* _MATERIAL FOR THIS EXERCISE_:

===

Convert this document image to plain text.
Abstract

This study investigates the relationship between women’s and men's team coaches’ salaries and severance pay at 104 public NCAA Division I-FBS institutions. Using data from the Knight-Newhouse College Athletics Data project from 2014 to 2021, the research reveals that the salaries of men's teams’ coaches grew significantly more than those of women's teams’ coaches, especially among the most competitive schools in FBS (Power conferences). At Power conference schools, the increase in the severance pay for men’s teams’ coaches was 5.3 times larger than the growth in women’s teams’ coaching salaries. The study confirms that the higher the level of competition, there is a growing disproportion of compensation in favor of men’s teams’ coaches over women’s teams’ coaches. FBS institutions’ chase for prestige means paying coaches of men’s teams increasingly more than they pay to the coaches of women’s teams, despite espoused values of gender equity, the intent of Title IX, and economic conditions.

===

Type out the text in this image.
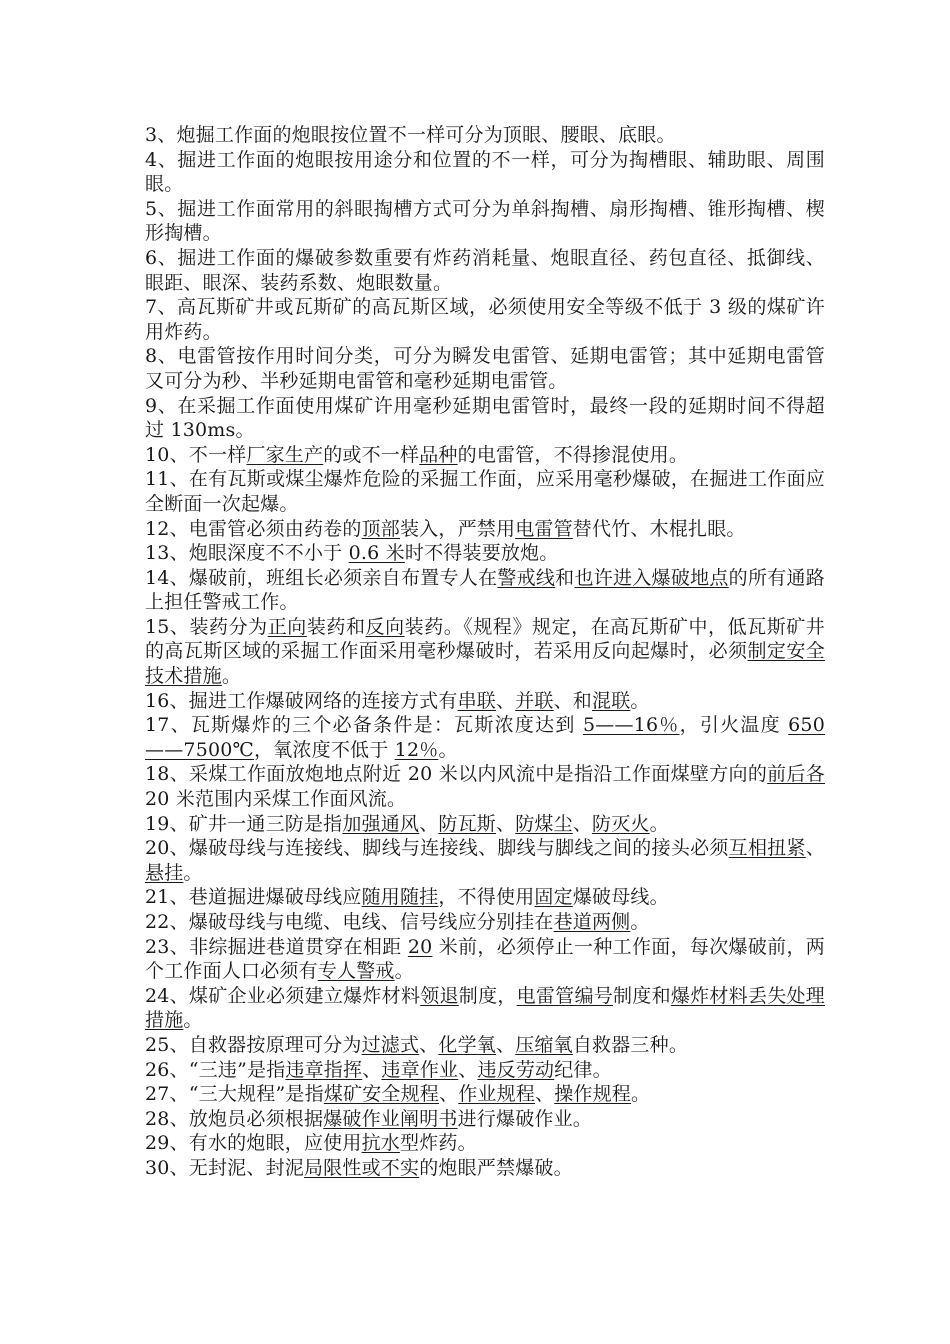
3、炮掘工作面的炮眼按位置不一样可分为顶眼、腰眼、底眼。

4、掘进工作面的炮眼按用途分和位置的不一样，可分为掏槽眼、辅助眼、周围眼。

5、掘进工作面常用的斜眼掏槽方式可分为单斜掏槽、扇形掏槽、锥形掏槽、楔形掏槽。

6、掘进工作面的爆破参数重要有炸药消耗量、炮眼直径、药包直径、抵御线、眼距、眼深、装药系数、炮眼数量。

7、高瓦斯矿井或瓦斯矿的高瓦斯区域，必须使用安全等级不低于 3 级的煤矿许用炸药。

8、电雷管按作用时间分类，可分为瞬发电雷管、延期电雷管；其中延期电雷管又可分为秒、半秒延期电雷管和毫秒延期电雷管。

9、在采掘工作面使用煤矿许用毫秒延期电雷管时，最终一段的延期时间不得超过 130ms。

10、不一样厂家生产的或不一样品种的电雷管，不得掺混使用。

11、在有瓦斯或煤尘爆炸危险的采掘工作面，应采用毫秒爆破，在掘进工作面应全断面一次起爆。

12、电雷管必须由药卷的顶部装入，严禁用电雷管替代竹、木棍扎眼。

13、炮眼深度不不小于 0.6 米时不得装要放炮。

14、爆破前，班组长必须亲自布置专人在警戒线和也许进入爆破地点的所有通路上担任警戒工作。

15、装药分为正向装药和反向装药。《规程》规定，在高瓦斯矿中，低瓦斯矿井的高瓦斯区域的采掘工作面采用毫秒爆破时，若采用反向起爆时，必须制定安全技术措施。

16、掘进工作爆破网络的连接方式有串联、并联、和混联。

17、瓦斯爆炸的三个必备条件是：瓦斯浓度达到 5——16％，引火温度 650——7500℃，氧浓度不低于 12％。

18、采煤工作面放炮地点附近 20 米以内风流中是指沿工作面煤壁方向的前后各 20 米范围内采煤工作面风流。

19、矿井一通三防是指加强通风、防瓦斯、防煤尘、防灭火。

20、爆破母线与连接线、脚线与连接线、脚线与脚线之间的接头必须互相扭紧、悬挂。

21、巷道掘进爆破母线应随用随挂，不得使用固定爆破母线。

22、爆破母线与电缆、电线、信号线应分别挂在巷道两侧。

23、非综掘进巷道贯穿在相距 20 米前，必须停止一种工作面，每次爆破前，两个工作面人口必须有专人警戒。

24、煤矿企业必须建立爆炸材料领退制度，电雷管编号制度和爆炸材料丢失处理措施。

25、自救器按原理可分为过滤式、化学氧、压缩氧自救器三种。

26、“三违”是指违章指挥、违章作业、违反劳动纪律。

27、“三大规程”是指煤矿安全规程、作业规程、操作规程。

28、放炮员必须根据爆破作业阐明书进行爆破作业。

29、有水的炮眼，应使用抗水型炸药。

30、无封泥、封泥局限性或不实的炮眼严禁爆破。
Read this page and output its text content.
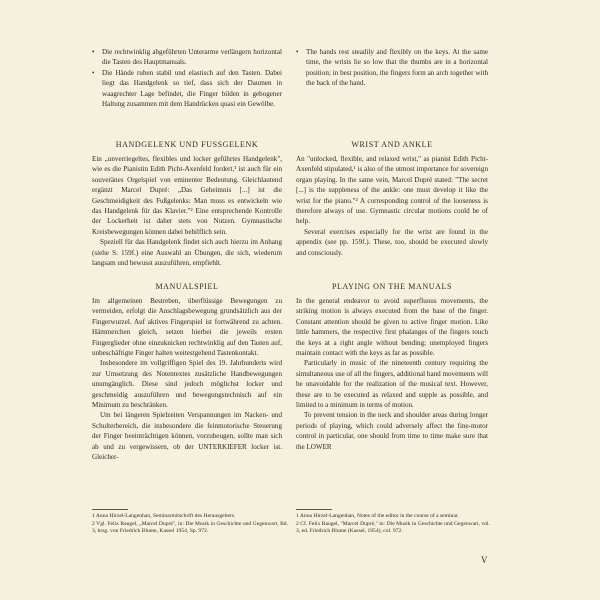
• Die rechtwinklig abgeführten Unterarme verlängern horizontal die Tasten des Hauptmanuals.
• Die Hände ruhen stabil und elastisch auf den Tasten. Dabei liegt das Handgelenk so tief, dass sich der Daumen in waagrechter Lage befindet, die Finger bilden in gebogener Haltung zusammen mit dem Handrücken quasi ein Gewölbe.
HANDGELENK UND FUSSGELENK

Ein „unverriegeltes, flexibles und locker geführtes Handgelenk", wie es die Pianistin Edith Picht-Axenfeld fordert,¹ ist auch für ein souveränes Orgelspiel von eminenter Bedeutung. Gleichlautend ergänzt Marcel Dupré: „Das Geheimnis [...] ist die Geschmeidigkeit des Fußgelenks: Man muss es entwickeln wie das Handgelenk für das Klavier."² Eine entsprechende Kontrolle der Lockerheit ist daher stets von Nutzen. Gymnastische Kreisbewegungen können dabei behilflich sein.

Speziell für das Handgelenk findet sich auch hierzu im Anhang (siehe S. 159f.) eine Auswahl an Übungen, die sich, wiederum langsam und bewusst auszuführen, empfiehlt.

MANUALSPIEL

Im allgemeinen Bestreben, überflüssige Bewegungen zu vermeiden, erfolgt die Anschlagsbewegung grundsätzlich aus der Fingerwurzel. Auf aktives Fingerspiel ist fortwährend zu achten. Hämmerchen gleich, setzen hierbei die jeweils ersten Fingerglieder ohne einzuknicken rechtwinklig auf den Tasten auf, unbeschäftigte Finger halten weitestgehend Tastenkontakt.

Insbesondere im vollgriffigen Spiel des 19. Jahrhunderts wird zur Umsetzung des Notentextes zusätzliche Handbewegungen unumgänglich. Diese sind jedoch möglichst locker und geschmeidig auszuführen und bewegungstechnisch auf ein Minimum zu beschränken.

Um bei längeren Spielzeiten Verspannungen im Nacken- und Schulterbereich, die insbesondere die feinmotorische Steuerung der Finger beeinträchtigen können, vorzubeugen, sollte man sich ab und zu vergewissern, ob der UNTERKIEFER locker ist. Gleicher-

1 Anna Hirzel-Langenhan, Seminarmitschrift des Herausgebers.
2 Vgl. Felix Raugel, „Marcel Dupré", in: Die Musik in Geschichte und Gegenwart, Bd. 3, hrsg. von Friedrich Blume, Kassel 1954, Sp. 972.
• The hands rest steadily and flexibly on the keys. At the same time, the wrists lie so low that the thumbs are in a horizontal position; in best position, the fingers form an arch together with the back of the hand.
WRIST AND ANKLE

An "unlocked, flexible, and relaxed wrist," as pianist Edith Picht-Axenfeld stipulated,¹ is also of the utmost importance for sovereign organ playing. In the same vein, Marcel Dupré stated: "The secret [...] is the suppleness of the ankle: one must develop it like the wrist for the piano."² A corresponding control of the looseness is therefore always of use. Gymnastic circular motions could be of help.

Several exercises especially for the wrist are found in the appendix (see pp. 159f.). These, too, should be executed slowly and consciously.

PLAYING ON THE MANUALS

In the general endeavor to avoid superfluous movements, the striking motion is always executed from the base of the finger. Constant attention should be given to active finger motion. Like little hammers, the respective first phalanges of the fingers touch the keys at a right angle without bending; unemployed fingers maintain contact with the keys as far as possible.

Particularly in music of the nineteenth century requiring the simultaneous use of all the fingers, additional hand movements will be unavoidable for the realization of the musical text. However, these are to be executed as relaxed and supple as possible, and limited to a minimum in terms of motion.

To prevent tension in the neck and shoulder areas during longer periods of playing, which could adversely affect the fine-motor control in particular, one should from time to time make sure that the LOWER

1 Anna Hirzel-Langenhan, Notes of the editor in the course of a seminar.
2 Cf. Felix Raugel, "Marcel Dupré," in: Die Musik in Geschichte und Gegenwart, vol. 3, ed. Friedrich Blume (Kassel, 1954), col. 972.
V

===

* _TO BE DONE_:
Find the string "with" in the records, then copy each line where it occurs.

* _RESULT_:
• The hands rest steadily and flexibly on the keys. At the same time, the wrists lie so low that the thumbs are in a horizontal position; in best position, the fingers form an arch together with the back of the hand.
In the general endeavor to avoid superfluous movements, the striking motion is always executed from the base of the finger. Constant attention should be given to active finger motion. Like little hammers, the respective first phalanges of the fingers touch the keys at a right angle without bending; unemployed fingers maintain contact with the keys as far as possible.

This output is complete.